◆ What is being asked ◆
Every line below that includes "Solutions" counts toward the total. Report that total alone.

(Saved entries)
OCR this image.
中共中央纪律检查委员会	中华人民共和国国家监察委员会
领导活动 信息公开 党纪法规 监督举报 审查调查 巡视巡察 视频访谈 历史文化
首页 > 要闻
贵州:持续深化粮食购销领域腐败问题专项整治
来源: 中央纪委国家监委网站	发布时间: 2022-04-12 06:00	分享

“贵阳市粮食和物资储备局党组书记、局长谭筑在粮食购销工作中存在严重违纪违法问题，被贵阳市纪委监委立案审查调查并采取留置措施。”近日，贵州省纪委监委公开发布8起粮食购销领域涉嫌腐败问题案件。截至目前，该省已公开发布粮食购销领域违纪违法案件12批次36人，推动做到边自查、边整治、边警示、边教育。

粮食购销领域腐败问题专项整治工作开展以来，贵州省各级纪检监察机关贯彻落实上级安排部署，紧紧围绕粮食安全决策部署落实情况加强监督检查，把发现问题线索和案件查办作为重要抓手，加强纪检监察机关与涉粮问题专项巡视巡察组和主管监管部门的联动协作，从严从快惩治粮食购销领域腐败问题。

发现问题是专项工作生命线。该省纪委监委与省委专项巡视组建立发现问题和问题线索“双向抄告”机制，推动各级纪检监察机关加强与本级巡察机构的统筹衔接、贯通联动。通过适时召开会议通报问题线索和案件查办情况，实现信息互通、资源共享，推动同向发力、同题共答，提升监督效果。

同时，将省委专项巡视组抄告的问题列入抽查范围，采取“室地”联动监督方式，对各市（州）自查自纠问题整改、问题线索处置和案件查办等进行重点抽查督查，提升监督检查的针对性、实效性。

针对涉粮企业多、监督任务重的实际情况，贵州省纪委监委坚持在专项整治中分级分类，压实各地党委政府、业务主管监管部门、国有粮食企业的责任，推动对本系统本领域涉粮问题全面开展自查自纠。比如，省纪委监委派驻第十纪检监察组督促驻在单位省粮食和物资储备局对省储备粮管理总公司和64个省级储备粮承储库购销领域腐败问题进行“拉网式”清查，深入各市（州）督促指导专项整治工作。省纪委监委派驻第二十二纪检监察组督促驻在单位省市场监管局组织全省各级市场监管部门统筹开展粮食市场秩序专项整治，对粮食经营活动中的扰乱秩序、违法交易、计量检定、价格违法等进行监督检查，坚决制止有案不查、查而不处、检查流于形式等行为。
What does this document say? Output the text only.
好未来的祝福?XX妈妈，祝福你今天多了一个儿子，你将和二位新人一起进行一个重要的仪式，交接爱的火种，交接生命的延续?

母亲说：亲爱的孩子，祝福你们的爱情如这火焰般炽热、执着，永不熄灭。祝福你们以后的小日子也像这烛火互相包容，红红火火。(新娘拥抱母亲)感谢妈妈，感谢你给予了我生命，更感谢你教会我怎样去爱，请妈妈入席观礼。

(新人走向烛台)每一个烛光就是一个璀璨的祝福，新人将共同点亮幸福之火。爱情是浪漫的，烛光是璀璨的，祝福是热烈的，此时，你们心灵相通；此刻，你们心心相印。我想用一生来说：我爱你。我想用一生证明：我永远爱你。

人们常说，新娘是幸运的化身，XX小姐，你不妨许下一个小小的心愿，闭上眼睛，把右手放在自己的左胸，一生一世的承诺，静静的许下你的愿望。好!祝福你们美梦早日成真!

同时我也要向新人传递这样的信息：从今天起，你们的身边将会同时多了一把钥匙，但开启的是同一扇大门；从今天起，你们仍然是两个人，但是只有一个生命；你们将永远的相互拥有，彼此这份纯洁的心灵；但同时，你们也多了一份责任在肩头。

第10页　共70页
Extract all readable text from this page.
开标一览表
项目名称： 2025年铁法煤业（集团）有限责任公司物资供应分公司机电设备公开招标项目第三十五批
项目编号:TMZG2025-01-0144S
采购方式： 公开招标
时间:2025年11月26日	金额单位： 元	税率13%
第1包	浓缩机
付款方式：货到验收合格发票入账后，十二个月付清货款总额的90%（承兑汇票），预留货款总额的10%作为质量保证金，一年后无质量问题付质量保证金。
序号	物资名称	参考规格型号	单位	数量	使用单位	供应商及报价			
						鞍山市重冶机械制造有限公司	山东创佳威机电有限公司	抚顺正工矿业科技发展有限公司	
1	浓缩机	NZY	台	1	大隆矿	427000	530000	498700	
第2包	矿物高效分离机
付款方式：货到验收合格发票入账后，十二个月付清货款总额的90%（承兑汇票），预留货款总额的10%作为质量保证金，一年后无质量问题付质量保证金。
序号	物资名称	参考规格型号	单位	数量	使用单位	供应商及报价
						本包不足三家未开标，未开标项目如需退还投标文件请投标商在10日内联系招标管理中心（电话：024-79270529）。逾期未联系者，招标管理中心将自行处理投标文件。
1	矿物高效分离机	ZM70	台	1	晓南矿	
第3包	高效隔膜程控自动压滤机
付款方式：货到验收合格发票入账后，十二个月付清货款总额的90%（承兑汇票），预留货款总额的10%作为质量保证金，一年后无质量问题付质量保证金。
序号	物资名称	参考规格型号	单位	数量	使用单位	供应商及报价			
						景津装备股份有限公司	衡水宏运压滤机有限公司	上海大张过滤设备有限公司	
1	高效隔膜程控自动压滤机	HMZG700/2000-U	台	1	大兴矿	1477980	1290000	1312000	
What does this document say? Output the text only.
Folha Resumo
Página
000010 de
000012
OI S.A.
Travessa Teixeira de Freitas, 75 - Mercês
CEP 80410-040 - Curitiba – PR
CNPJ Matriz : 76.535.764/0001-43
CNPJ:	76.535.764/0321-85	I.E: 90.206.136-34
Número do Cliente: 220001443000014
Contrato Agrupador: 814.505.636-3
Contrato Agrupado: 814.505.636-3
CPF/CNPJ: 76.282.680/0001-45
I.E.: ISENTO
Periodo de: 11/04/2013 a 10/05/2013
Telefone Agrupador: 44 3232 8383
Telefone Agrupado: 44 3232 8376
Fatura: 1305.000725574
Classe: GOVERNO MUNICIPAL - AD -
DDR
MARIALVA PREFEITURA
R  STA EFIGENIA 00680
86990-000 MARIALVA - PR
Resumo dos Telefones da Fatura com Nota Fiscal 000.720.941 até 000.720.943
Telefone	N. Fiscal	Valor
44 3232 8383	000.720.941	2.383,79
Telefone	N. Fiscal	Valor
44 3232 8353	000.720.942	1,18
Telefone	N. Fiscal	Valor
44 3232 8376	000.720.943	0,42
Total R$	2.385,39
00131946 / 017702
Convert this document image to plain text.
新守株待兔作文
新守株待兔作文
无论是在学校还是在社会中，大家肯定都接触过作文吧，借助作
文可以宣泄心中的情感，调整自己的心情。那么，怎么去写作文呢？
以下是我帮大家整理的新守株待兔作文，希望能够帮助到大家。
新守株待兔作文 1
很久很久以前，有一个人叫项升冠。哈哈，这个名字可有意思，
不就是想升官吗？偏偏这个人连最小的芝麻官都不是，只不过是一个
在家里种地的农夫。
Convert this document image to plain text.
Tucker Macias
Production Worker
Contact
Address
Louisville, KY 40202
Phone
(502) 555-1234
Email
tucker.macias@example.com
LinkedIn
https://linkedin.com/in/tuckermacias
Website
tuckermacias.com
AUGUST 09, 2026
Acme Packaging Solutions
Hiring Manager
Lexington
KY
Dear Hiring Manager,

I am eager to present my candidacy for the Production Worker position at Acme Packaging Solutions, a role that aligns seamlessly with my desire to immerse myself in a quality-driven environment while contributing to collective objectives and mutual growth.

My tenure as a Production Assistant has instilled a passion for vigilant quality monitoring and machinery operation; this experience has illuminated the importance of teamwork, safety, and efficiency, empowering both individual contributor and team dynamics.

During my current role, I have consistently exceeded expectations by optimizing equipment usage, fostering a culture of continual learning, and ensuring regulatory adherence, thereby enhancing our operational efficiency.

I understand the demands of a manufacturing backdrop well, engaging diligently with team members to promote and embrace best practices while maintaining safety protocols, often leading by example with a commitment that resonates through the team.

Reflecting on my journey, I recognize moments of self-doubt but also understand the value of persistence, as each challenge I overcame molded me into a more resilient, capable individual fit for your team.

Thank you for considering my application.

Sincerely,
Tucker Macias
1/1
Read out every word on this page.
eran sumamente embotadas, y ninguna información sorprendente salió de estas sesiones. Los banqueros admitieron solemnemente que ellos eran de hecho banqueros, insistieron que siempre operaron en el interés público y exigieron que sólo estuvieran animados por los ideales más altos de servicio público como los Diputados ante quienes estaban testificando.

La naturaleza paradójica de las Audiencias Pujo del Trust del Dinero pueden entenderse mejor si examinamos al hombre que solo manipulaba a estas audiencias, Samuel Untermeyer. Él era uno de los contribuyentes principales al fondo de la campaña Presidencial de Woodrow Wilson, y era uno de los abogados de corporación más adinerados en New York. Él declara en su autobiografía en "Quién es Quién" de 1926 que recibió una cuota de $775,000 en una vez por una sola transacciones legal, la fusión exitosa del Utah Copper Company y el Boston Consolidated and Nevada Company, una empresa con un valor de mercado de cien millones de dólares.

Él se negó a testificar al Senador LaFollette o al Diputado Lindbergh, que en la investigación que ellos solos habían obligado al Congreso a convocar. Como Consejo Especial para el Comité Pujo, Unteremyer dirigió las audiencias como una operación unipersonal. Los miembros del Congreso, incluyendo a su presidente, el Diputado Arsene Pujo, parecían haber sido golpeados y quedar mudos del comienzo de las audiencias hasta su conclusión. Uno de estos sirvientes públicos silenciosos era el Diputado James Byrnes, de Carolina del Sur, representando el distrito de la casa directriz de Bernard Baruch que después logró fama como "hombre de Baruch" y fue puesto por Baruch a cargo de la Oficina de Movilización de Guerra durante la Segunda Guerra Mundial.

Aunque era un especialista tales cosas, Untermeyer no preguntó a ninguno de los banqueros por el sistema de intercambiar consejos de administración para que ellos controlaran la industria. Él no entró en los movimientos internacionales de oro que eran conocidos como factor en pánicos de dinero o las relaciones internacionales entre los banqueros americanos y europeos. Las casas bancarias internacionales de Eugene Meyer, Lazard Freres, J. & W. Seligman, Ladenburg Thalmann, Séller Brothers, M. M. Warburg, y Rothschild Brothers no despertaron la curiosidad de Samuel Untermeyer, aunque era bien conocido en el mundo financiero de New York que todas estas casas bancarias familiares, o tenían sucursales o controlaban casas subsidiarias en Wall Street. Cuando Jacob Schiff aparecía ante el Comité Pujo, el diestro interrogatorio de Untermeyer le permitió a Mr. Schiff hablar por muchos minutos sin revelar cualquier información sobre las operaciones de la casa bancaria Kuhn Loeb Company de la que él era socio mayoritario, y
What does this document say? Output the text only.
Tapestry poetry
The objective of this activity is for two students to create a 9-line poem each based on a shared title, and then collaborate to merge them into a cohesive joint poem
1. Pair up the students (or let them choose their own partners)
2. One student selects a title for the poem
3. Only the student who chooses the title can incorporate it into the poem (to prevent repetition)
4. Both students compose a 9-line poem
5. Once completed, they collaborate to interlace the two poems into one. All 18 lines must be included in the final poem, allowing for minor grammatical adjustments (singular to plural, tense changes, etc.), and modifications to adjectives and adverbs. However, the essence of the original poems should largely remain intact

◆ Task response ◆
2